## What the task requires
Word for word, copy all the data and drop the pictures.

## Records provided
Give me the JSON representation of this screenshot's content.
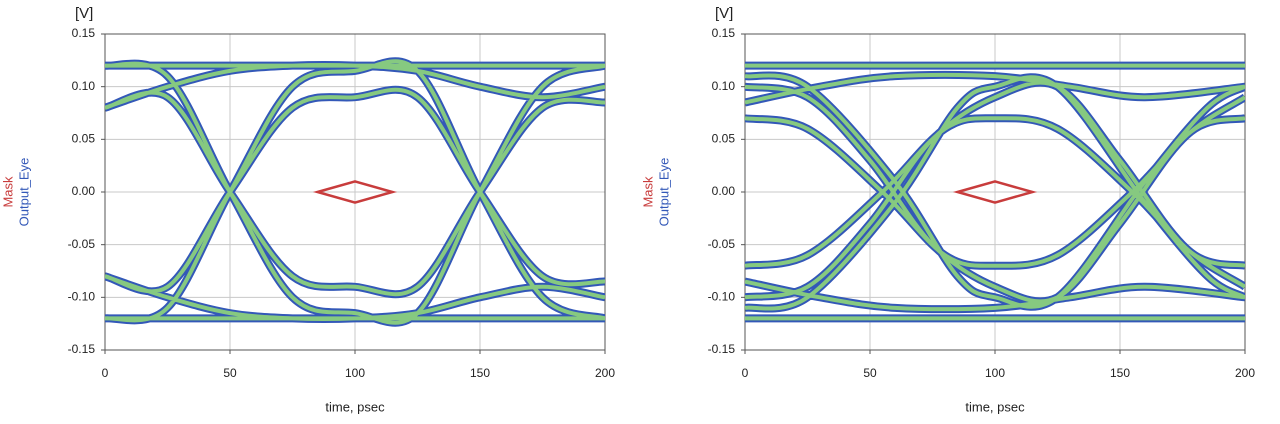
{
  "chart_data": [
    {
      "type": "line",
      "y_unit": "[V]",
      "xlabel": "time, psec",
      "xlim": [
        0,
        200
      ],
      "xticks": [
        0,
        50,
        100,
        150,
        200
      ],
      "ylim": [
        -0.15,
        0.15
      ],
      "yticks": [
        -0.15,
        {
          "value": -0.1,
          "label": "-0.10"
        },
        -0.05,
        {
          "value": 0,
          "label": "0.00"
        },
        0.05,
        {
          "value": 0.1,
          "label": "0.10"
        },
        0.15
      ],
      "grid": true,
      "series": [
        {
          "name": "Mask",
          "color": "#c83c3c",
          "x": [
            85,
            100,
            115,
            100,
            85
          ],
          "values": [
            0,
            0.01,
            0,
            -0.01,
            0
          ]
        },
        {
          "name": "Output_Eye",
          "color": "#3358b8",
          "inner_color": "#8fd67a",
          "x": [
            0,
            25,
            50,
            75,
            100,
            125,
            150,
            175,
            200,
            null,
            0,
            25,
            50,
            75,
            100,
            125,
            150,
            175,
            200,
            null,
            0,
            25,
            50,
            75,
            100,
            125,
            150,
            175,
            200,
            null,
            0,
            25,
            50,
            75,
            100,
            125,
            150,
            175,
            200,
            null,
            0,
            25,
            50,
            75,
            100,
            125,
            150,
            175,
            200,
            null,
            0,
            25,
            50,
            75,
            100,
            125,
            150,
            175,
            200,
            null,
            0,
            25,
            50,
            75,
            100,
            125,
            150,
            175,
            200,
            null,
            0,
            25,
            50,
            75,
            100,
            125,
            150,
            175,
            200
          ],
          "values": [
            0.08,
            0.09,
            0,
            -0.08,
            -0.09,
            -0.09,
            0,
            0.08,
            0.085,
            null,
            -0.08,
            -0.09,
            0,
            0.08,
            0.09,
            0.09,
            0,
            -0.08,
            -0.085,
            null,
            0.12,
            0.11,
            0,
            -0.1,
            -0.115,
            -0.115,
            0,
            0.1,
            0.12,
            null,
            -0.12,
            -0.11,
            0,
            0.1,
            0.115,
            0.115,
            0,
            -0.1,
            -0.12,
            null,
            0.12,
            0.12,
            0.12,
            0.12,
            0.12,
            0.12,
            0.12,
            0.12,
            0.12,
            null,
            -0.12,
            -0.12,
            -0.12,
            -0.12,
            -0.12,
            -0.12,
            -0.12,
            -0.12,
            -0.12,
            null,
            0.08,
            0.1,
            0.115,
            0.12,
            0.12,
            0.115,
            0.1,
            0.09,
            0.1,
            null,
            -0.08,
            -0.1,
            -0.115,
            -0.12,
            -0.12,
            -0.115,
            -0.1,
            -0.09,
            -0.1
          ]
        }
      ]
    },
    {
      "type": "line",
      "y_unit": "[V]",
      "xlabel": "time, psec",
      "xlim": [
        0,
        200
      ],
      "xticks": [
        0,
        50,
        100,
        150,
        200
      ],
      "ylim": [
        -0.15,
        0.15
      ],
      "yticks": [
        -0.15,
        {
          "value": -0.1,
          "label": "-0.10"
        },
        -0.05,
        {
          "value": 0,
          "label": "0.00"
        },
        0.05,
        {
          "value": 0.1,
          "label": "0.10"
        },
        0.15
      ],
      "grid": true,
      "series": [
        {
          "name": "Mask",
          "color": "#c83c3c",
          "x": [
            85,
            100,
            115,
            100,
            85
          ],
          "values": [
            0,
            0.01,
            0,
            -0.01,
            0
          ]
        },
        {
          "name": "Output_Eye",
          "color": "#3358b8",
          "inner_color": "#8fd67a",
          "x": [
            0,
            25,
            50,
            75,
            100,
            125,
            150,
            175,
            200,
            null,
            0,
            25,
            50,
            75,
            100,
            125,
            150,
            175,
            200,
            null,
            0,
            25,
            55,
            80,
            100,
            125,
            155,
            180,
            200,
            null,
            0,
            25,
            55,
            80,
            100,
            125,
            155,
            180,
            200,
            null,
            0,
            25,
            50,
            75,
            100,
            125,
            150,
            175,
            200,
            null,
            0,
            25,
            50,
            75,
            100,
            125,
            150,
            175,
            200,
            null,
            0,
            25,
            60,
            85,
            100,
            125,
            160,
            185,
            200,
            null,
            0,
            25,
            60,
            85,
            100,
            125,
            160,
            185,
            200,
            null,
            0,
            30,
            60,
            100,
            130,
            160,
            200,
            null,
            0,
            30,
            60,
            100,
            130,
            160,
            200
          ],
          "values": [
            0.12,
            0.12,
            0.12,
            0.12,
            0.12,
            0.12,
            0.12,
            0.12,
            0.12,
            null,
            -0.12,
            -0.12,
            -0.12,
            -0.12,
            -0.12,
            -0.12,
            -0.12,
            -0.12,
            -0.12,
            null,
            0.07,
            0.06,
            0,
            -0.06,
            -0.07,
            -0.06,
            0,
            0.06,
            0.07,
            null,
            -0.07,
            -0.06,
            0,
            0.06,
            0.07,
            0.06,
            0,
            -0.06,
            -0.07,
            null,
            0.1,
            0.09,
            0.03,
            -0.05,
            -0.09,
            -0.1,
            -0.03,
            0.05,
            0.09,
            null,
            -0.1,
            -0.09,
            -0.03,
            0.05,
            0.09,
            0.1,
            0.03,
            -0.05,
            -0.09,
            null,
            0.11,
            0.1,
            0.01,
            -0.08,
            -0.1,
            -0.1,
            0.01,
            0.08,
            0.1,
            null,
            -0.11,
            -0.1,
            -0.01,
            0.08,
            0.1,
            0.1,
            -0.01,
            -0.08,
            -0.1,
            null,
            0.085,
            0.1,
            0.11,
            0.11,
            0.1,
            0.09,
            0.1,
            null,
            -0.085,
            -0.1,
            -0.11,
            -0.11,
            -0.1,
            -0.09,
            -0.1
          ]
        }
      ]
    }
  ]
}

## Answer for this exercise
Give me the JSON representation of this screenshot's content.
{
  "chart_data": [
    {
      "type": "line",
      "y_unit": "[V]",
      "xlabel": "time, psec",
      "xlim": [
        0,
        200
      ],
      "xticks": [
        0,
        50,
        100,
        150,
        200
      ],
      "ylim": [
        -0.15,
        0.15
      ],
      "yticks": [
        -0.15,
        {
          "value": -0.1,
          "label": "-0.10"
        },
        -0.05,
        {
          "value": 0,
          "label": "0.00"
        },
        0.05,
        {
          "value": 0.1,
          "label": "0.10"
        },
        0.15
      ],
      "grid": true,
      "series": [
        {
          "name": "Mask",
          "color": "#c83c3c",
          "x": [
            85,
            100,
            115,
            100,
            85
          ],
          "values": [
            0,
            0.01,
            0,
            -0.01,
            0
          ]
        },
        {
          "name": "Output_Eye",
          "color": "#3358b8",
          "inner_color": "#8fd67a",
          "x": [
            0,
            25,
            50,
            75,
            100,
            125,
            150,
            175,
            200,
            null,
            0,
            25,
            50,
            75,
            100,
            125,
            150,
            175,
            200,
            null,
            0,
            25,
            50,
            75,
            100,
            125,
            150,
            175,
            200,
            null,
            0,
            25,
            50,
            75,
            100,
            125,
            150,
            175,
            200,
            null,
            0,
            25,
            50,
            75,
            100,
            125,
            150,
            175,
            200,
            null,
            0,
            25,
            50,
            75,
            100,
            125,
            150,
            175,
            200,
            null,
            0,
            25,
            50,
            75,
            100,
            125,
            150,
            175,
            200,
            null,
            0,
            25,
            50,
            75,
            100,
            125,
            150,
            175,
            200
          ],
          "values": [
            0.08,
            0.09,
            0,
            -0.08,
            -0.09,
            -0.09,
            0,
            0.08,
            0.085,
            null,
            -0.08,
            -0.09,
            0,
            0.08,
            0.09,
            0.09,
            0,
            -0.08,
            -0.085,
            null,
            0.12,
            0.11,
            0,
            -0.1,
            -0.115,
            -0.115,
            0,
            0.1,
            0.12,
            null,
            -0.12,
            -0.11,
            0,
            0.1,
            0.115,
            0.115,
            0,
            -0.1,
            -0.12,
            null,
            0.12,
            0.12,
            0.12,
            0.12,
            0.12,
            0.12,
            0.12,
            0.12,
            0.12,
            null,
            -0.12,
            -0.12,
            -0.12,
            -0.12,
            -0.12,
            -0.12,
            -0.12,
            -0.12,
            -0.12,
            null,
            0.08,
            0.1,
            0.115,
            0.12,
            0.12,
            0.115,
            0.1,
            0.09,
            0.1,
            null,
            -0.08,
            -0.1,
            -0.115,
            -0.12,
            -0.12,
            -0.115,
            -0.1,
            -0.09,
            -0.1
          ]
        }
      ]
    },
    {
      "type": "line",
      "y_unit": "[V]",
      "xlabel": "time, psec",
      "xlim": [
        0,
        200
      ],
      "xticks": [
        0,
        50,
        100,
        150,
        200
      ],
      "ylim": [
        -0.15,
        0.15
      ],
      "yticks": [
        -0.15,
        {
          "value": -0.1,
          "label": "-0.10"
        },
        -0.05,
        {
          "value": 0,
          "label": "0.00"
        },
        0.05,
        {
          "value": 0.1,
          "label": "0.10"
        },
        0.15
      ],
      "grid": true,
      "series": [
        {
          "name": "Mask",
          "color": "#c83c3c",
          "x": [
            85,
            100,
            115,
            100,
            85
          ],
          "values": [
            0,
            0.01,
            0,
            -0.01,
            0
          ]
        },
        {
          "name": "Output_Eye",
          "color": "#3358b8",
          "inner_color": "#8fd67a",
          "x": [
            0,
            25,
            50,
            75,
            100,
            125,
            150,
            175,
            200,
            null,
            0,
            25,
            50,
            75,
            100,
            125,
            150,
            175,
            200,
            null,
            0,
            25,
            55,
            80,
            100,
            125,
            155,
            180,
            200,
            null,
            0,
            25,
            55,
            80,
            100,
            125,
            155,
            180,
            200,
            null,
            0,
            25,
            50,
            75,
            100,
            125,
            150,
            175,
            200,
            null,
            0,
            25,
            50,
            75,
            100,
            125,
            150,
            175,
            200,
            null,
            0,
            25,
            60,
            85,
            100,
            125,
            160,
            185,
            200,
            null,
            0,
            25,
            60,
            85,
            100,
            125,
            160,
            185,
            200,
            null,
            0,
            30,
            60,
            100,
            130,
            160,
            200,
            null,
            0,
            30,
            60,
            100,
            130,
            160,
            200
          ],
          "values": [
            0.12,
            0.12,
            0.12,
            0.12,
            0.12,
            0.12,
            0.12,
            0.12,
            0.12,
            null,
            -0.12,
            -0.12,
            -0.12,
            -0.12,
            -0.12,
            -0.12,
            -0.12,
            -0.12,
            -0.12,
            null,
            0.07,
            0.06,
            0,
            -0.06,
            -0.07,
            -0.06,
            0,
            0.06,
            0.07,
            null,
            -0.07,
            -0.06,
            0,
            0.06,
            0.07,
            0.06,
            0,
            -0.06,
            -0.07,
            null,
            0.1,
            0.09,
            0.03,
            -0.05,
            -0.09,
            -0.1,
            -0.03,
            0.05,
            0.09,
            null,
            -0.1,
            -0.09,
            -0.03,
            0.05,
            0.09,
            0.1,
            0.03,
            -0.05,
            -0.09,
            null,
            0.11,
            0.1,
            0.01,
            -0.08,
            -0.1,
            -0.1,
            0.01,
            0.08,
            0.1,
            null,
            -0.11,
            -0.1,
            -0.01,
            0.08,
            0.1,
            0.1,
            -0.01,
            -0.08,
            -0.1,
            null,
            0.085,
            0.1,
            0.11,
            0.11,
            0.1,
            0.09,
            0.1,
            null,
            -0.085,
            -0.1,
            -0.11,
            -0.11,
            -0.1,
            -0.09,
            -0.1
          ]
        }
      ]
    }
  ]
}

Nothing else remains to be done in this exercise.